*Problème à traiter:*
Répondez brièvement aux questions suivantes d'après le texte sur Agnès Varda et la photographie.
(a) Dans quelle rue de Paris se trouve la société de production ciné Tamaris ?
(b) En quelle année Agnès Varda a-t-elle commencé sa vie professionnelle ?
(c) Quel est le titre de son premier long-métrage, et en quelle année l'a-t-elle écrit et réalisé ?

*Extrait fourni:*
○ ○ ○ ○ ○
Agnès Varda et la photographie

Rosalie Varda, en marge d’une carrière de costumière pour le cinéma et le théâtre, valorise le fonds de la société de production familiale d’Agnès Varda, ciné Tamaris, située rue Daguerre à Paris. 

Que la rue porte le nom du grand photographe, fait partie de ces petits détails et hasards qu’Agnès Varda aimait épingler pour en donner le sens profond. Elle le fit d’ailleurs avec le film Daguerréotypes, galerie de portraits des habitants de la rue. 

Rosalie Varda revient pour The Darkroom Rumour sur le rapport à la photographie de sa mère, et aussi sur le lien de travail avec Diamantino Quintas. Elle évoque avec émotion le monde sensible d’Agnès Varda, dont la photographie était un peu la clef de voûte.

 

 

Emmanuel Bacquet : Le « premier métier » d’Agnès Varda était la photographie, et elle n’a cessé de faire se croiser la photographie et le cinéma, photographiant le cinéma, filmant la photo : Le fonds photographique doit être considérable ?

Rosalie Varda : Agnès Varda a eu trois vies : photographe, cinéaste et « visual artist ».

Elle a commencé sa vie professionnelle en 1949 quand Jean Vilar, le directeur du Théâtre National Populaire au festival d’Avignon, lui a proposé de faire de la régie et de la figuration… Puis elle lui a suggéré de faire des photographies des spectacles et c’est comme cela qu’elle est devenue la photographe officielle du Théâtre National Populaire ! Elle a non seulement documenté les spectacles, mais aussi les coulisses. Ces archives qui nous montrent la troupe du TNP sont précieuses. Le TNP a été une aventure humaine extraordinaire, mais qui a surtout changé le théâtre français. Les acteurs étaient tous payés au même salaire, même les comédiens qui étaient aussi des stars du cinéma, comme Gérard Philipe ou Maria Casarès.

Agnès a continué à être photographe jusqu’au milieu des années 60, époque à laquelle elle est partie s’installer aux États-Unis. Avant cela, elle avait toujours été intéressée par le cinéma. Dès 1954 elle a écrit et réalisé un premier long-métrage : La Pointe Courte. Les photographies qu’elle a prises lors du travail préparatoire et les cadrages très sophistiqués du film montrent qu’elle croisait déjà la photographie et le cinéma. Par ailleurs, on sent aussi dès ce film son attirance pour le documentaire, car il superpose une histoire d’amour en difficulté et des scènes du quotidien des pêcheurs sétois.
○ ○ ○ ○ ○
*Données extraites:*
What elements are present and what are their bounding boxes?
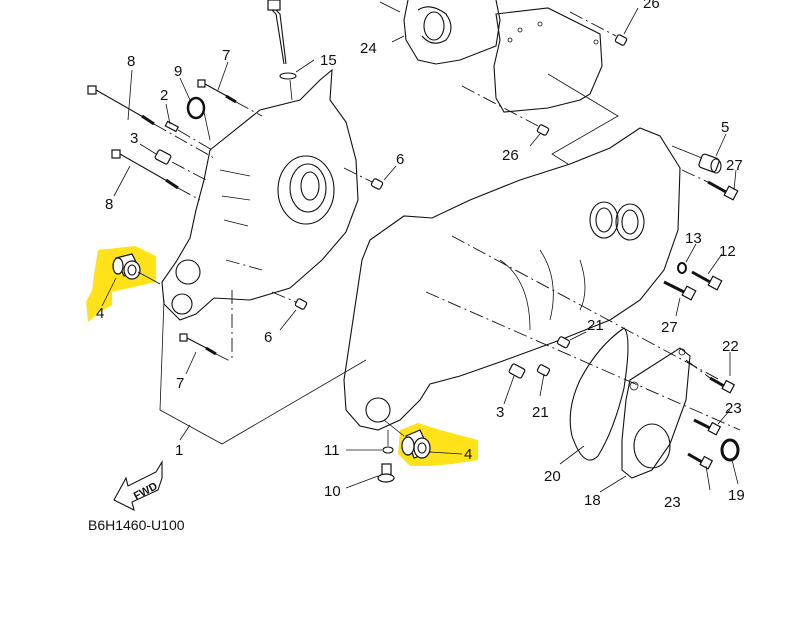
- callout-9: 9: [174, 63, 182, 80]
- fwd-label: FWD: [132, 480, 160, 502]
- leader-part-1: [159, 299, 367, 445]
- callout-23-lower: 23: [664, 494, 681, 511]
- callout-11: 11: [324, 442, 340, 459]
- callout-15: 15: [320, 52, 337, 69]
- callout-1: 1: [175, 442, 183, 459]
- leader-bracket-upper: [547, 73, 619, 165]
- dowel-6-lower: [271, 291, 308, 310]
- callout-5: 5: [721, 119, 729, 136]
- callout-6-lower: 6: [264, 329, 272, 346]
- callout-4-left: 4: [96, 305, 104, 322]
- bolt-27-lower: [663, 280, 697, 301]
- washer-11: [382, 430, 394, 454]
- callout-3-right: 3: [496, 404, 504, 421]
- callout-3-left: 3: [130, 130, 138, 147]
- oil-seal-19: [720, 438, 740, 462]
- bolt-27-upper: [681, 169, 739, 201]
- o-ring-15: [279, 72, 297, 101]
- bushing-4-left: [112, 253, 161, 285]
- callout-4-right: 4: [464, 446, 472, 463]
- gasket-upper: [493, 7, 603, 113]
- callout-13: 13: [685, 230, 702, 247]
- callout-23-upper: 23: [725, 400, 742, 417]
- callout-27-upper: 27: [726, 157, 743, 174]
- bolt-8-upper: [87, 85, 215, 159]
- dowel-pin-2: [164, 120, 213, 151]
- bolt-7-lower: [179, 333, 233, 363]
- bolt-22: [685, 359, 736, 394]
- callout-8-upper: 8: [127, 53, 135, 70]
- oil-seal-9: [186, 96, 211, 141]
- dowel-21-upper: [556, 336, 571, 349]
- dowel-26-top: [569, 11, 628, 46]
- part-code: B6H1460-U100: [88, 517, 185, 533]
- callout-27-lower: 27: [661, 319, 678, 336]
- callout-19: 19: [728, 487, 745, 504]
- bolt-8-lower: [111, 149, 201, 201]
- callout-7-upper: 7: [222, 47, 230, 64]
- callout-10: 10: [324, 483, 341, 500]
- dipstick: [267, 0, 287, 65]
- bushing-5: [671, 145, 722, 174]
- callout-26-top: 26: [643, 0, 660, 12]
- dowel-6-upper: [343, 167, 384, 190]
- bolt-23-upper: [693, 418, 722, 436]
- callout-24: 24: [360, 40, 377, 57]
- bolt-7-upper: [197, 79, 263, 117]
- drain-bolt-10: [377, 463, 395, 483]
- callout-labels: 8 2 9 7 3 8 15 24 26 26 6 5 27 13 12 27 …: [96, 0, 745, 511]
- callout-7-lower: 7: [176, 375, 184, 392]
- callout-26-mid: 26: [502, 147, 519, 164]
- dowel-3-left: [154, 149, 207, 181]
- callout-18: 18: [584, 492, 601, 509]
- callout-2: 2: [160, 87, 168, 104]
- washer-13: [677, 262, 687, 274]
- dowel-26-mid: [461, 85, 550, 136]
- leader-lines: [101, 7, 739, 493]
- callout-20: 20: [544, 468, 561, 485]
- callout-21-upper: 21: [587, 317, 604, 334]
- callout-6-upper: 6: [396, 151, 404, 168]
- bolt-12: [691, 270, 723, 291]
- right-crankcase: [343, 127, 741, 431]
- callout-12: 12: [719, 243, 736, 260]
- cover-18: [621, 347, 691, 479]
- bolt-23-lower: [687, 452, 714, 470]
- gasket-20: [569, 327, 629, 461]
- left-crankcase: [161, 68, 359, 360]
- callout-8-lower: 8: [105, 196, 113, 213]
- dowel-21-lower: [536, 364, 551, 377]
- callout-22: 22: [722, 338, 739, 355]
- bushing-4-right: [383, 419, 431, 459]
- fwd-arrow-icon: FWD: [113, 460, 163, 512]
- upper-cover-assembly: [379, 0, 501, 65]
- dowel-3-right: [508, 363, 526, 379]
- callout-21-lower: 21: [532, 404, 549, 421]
○ ○ ○ ○ ○
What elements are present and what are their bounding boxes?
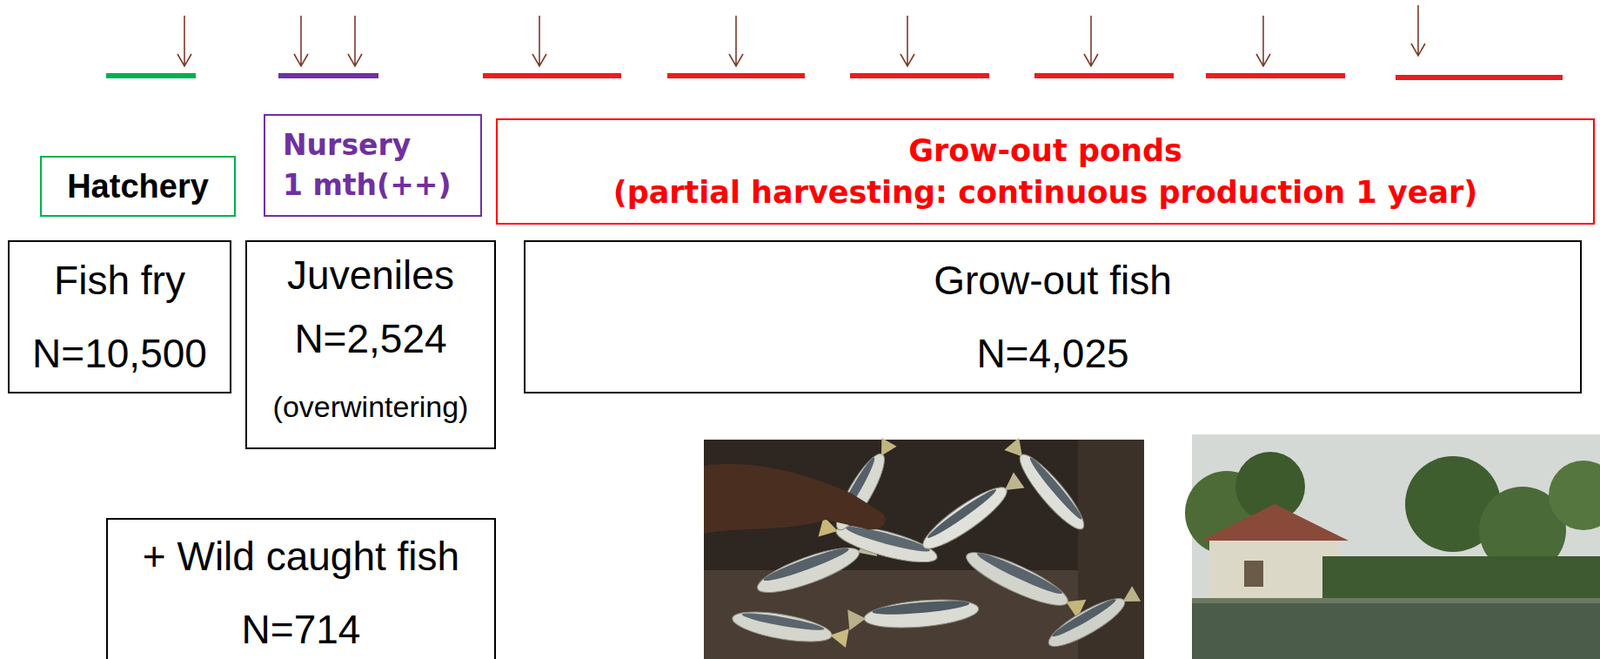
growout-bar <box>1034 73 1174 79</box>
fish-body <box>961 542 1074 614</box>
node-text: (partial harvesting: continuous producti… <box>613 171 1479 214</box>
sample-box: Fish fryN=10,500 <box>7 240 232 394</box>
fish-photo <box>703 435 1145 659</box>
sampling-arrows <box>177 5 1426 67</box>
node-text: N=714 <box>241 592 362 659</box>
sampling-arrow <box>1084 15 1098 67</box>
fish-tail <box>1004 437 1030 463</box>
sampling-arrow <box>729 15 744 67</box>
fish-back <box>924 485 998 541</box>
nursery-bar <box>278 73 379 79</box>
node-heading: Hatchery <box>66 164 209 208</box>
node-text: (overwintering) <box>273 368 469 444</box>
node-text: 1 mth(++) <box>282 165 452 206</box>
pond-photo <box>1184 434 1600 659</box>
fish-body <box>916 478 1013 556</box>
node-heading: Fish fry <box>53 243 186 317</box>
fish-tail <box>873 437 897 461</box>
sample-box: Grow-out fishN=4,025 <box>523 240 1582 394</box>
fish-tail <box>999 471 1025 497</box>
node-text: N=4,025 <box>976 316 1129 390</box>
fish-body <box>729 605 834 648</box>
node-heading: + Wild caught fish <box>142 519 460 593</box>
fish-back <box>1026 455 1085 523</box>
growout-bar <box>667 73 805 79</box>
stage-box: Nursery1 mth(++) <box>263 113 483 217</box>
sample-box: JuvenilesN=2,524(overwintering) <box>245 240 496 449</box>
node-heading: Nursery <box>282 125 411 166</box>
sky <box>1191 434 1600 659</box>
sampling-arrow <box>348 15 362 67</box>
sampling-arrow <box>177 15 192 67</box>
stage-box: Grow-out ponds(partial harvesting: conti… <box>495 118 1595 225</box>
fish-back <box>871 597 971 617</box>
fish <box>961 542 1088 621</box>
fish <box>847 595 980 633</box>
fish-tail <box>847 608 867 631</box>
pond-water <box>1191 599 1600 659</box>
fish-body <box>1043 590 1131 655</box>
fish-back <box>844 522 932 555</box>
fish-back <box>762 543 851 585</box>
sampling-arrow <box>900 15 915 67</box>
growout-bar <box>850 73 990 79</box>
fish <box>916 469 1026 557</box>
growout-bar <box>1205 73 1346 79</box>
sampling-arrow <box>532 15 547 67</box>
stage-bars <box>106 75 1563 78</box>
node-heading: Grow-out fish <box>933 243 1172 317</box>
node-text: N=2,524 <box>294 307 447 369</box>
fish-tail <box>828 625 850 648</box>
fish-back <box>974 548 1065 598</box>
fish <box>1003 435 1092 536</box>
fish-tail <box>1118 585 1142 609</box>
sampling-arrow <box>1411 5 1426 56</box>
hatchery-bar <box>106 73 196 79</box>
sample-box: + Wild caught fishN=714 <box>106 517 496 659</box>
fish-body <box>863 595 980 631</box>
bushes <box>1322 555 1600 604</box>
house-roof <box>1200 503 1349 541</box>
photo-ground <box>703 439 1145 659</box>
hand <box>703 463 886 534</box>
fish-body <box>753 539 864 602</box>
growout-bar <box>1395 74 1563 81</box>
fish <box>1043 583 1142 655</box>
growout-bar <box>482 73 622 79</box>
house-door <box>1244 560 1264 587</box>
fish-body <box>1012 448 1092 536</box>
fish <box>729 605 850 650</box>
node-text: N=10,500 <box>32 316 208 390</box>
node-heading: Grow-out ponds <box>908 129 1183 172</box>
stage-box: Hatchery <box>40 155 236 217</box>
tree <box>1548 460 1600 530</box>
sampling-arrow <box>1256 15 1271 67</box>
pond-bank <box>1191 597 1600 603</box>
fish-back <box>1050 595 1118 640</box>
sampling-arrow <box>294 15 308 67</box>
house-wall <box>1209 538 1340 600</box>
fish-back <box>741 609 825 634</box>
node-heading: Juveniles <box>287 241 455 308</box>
○ ○ ○ ○ ○
*Solution rédigée:*
(a) Rue Daguerre.
(b) En 1949.
(c) La Pointe Courte, en 1954.